• Objective: Reproduce each row verbatim from the line containing "vehicule-item[interactable]: Assurances Périmées" through the line containing "sidebar-item-planning[interactable]: Planning —", both included.

• Material for the task:
_ _ _ _

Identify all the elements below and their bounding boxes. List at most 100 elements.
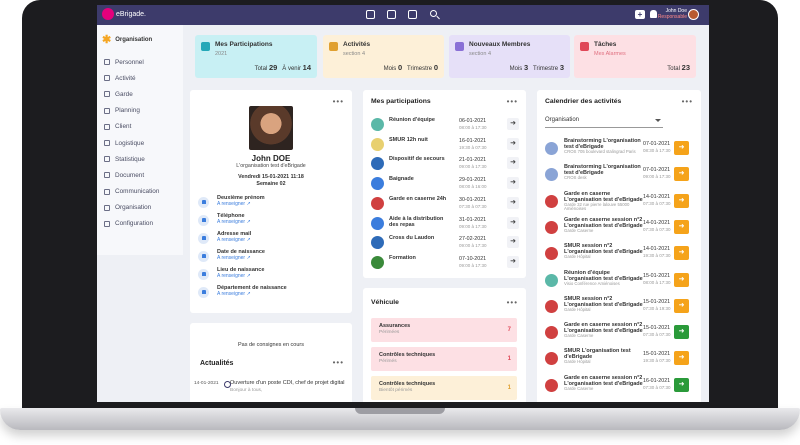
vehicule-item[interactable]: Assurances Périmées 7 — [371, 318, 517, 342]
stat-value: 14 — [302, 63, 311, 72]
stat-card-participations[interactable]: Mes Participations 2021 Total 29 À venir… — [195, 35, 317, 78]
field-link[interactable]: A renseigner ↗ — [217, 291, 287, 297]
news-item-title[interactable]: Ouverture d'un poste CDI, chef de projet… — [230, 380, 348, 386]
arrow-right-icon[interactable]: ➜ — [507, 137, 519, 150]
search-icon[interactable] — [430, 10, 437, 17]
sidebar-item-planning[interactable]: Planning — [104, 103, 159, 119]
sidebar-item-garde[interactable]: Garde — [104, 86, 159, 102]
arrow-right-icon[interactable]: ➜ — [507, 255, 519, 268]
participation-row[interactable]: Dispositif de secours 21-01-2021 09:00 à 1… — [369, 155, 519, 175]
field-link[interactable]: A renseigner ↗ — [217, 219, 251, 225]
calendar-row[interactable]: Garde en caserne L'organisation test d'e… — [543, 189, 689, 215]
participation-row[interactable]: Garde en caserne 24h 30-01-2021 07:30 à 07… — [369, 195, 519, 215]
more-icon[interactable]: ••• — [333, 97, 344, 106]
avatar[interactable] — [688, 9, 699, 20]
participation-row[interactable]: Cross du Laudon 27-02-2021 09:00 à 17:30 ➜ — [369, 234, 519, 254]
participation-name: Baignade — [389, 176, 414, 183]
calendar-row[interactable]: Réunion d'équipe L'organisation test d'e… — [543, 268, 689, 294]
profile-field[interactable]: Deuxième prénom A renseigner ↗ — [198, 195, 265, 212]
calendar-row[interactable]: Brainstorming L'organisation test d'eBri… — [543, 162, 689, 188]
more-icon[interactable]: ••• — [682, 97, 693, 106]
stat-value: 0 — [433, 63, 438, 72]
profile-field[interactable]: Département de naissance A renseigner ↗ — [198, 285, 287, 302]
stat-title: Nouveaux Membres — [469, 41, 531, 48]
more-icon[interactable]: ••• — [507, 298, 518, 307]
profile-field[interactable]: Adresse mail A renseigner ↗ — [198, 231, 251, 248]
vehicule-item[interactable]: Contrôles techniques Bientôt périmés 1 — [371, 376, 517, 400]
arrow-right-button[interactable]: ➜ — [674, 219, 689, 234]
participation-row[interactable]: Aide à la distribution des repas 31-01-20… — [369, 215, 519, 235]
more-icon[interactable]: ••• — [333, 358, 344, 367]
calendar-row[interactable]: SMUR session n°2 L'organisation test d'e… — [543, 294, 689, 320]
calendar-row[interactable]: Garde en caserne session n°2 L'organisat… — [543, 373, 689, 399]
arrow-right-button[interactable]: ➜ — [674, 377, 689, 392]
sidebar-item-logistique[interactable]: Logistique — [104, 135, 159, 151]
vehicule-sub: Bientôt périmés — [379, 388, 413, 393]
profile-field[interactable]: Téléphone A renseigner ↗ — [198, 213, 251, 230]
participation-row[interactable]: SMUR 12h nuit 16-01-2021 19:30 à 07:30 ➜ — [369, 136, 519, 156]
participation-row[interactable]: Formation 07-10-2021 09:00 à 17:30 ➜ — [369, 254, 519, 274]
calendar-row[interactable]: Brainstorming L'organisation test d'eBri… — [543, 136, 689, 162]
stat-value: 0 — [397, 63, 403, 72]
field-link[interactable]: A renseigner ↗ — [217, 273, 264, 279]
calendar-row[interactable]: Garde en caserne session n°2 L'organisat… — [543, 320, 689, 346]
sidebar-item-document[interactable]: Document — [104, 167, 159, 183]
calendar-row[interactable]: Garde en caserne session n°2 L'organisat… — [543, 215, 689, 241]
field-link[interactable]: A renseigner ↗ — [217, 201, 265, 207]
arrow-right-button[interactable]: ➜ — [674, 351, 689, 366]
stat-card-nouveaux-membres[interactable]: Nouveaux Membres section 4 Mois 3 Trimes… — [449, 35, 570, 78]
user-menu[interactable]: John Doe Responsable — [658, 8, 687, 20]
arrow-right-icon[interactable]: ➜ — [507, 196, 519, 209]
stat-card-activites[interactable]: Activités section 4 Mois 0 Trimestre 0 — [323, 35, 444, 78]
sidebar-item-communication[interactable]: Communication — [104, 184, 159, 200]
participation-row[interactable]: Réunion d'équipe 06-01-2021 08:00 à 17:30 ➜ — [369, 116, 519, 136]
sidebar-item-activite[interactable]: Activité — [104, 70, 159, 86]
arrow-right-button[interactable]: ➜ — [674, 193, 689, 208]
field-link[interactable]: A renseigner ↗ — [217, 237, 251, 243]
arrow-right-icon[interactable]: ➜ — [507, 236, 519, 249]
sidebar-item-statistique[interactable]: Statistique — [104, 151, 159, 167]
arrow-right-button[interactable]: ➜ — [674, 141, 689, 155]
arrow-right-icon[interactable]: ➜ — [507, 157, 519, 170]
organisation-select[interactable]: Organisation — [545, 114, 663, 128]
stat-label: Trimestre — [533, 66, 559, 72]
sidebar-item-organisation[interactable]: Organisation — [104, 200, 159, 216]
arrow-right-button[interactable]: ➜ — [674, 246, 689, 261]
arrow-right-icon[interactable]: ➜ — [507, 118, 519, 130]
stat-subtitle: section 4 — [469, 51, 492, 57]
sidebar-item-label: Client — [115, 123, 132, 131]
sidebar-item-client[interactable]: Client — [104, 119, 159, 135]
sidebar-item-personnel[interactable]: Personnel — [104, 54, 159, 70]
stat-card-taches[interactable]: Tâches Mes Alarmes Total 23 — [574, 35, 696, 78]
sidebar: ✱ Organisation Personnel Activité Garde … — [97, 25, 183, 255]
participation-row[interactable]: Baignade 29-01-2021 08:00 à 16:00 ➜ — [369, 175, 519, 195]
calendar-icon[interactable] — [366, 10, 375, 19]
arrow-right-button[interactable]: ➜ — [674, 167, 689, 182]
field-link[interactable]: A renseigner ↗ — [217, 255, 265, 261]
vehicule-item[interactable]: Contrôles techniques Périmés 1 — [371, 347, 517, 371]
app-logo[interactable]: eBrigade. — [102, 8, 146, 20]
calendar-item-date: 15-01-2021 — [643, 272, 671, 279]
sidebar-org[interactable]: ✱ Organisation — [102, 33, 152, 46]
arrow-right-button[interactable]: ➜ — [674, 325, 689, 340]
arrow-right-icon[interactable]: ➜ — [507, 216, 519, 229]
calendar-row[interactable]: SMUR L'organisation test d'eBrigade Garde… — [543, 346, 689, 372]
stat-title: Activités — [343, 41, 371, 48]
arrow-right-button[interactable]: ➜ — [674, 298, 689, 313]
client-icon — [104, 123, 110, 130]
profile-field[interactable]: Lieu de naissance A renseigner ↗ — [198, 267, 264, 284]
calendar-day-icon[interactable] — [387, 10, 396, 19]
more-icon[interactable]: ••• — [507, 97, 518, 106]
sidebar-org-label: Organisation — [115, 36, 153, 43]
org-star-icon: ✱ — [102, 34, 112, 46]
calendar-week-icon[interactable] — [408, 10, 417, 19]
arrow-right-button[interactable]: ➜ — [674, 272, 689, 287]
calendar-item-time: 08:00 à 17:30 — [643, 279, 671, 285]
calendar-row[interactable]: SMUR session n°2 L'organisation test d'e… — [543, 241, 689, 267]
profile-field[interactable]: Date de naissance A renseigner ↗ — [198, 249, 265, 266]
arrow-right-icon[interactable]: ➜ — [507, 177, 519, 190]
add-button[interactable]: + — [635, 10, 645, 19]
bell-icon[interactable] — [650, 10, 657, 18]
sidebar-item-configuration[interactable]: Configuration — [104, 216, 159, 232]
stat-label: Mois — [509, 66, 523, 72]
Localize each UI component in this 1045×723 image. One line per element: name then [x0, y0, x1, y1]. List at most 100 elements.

_ _ _ _

• Result below:
vehicule-item[interactable]: Assurances Périmées 7 — [371, 318, 517, 342]
stat-value: 14 — [302, 63, 311, 72]
stat-card-participations[interactable]: Mes Participations 2021 Total 29 À venir… — [195, 35, 317, 78]
field-link[interactable]: A renseigner ↗ — [217, 291, 287, 297]
news-item-title[interactable]: Ouverture d'un poste CDI, chef de projet… — [230, 380, 348, 386]
arrow-right-icon[interactable]: ➜ — [507, 137, 519, 150]
search-icon[interactable] — [430, 10, 437, 17]
sidebar-item-planning[interactable]: Planning — [104, 103, 159, 119]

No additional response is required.